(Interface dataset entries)
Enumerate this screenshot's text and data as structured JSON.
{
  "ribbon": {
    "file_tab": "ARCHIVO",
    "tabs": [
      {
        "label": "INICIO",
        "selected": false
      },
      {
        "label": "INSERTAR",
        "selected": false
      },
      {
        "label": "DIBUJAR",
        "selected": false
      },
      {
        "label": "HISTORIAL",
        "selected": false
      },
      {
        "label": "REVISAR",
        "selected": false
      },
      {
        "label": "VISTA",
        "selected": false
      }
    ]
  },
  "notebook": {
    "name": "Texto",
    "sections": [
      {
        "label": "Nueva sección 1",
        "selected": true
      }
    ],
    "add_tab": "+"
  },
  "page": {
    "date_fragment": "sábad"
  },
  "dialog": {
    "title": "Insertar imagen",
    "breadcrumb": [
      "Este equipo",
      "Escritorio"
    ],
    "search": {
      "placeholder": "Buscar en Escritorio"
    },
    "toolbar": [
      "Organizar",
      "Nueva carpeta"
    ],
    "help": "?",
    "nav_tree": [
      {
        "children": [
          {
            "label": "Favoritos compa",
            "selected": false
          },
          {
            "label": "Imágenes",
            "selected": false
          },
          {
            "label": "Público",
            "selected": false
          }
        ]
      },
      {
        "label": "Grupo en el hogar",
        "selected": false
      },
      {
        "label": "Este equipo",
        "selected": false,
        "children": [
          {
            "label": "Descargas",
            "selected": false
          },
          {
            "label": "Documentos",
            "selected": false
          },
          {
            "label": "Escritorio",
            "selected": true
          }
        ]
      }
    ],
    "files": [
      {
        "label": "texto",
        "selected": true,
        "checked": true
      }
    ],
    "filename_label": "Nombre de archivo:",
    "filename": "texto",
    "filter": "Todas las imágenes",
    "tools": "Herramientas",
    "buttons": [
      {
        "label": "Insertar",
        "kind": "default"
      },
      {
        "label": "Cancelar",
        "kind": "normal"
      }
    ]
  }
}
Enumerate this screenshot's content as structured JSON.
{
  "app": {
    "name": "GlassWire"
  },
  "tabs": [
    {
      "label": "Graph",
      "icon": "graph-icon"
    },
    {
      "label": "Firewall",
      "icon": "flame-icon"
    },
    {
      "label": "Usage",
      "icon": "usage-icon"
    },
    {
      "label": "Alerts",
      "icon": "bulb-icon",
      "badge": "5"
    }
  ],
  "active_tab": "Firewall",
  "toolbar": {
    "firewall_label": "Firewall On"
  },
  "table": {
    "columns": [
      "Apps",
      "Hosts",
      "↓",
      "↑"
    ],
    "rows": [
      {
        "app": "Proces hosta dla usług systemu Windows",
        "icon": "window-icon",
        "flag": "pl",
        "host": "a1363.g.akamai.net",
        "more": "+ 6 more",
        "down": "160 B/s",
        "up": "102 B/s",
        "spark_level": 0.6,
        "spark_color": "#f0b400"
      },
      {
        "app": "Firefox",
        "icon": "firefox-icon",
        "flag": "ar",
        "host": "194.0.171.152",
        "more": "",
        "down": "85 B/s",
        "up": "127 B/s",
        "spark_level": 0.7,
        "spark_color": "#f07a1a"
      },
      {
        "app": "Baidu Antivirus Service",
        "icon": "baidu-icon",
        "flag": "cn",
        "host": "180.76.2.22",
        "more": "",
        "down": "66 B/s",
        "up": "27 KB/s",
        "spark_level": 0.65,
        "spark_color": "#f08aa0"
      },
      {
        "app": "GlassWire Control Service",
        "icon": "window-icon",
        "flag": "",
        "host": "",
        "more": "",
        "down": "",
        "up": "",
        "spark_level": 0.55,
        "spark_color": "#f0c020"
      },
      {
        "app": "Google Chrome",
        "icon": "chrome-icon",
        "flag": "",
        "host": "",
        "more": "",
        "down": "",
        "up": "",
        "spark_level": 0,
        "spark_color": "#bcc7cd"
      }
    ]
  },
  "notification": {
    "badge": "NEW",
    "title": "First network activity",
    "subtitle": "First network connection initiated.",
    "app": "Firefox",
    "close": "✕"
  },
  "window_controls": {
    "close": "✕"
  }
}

» **PROBLEM TO SOLVE**
Across the entries above, work out how many lines hold "network". The answer is that number alone.

» **OUTPUT FOR THIS EXERCISE**
2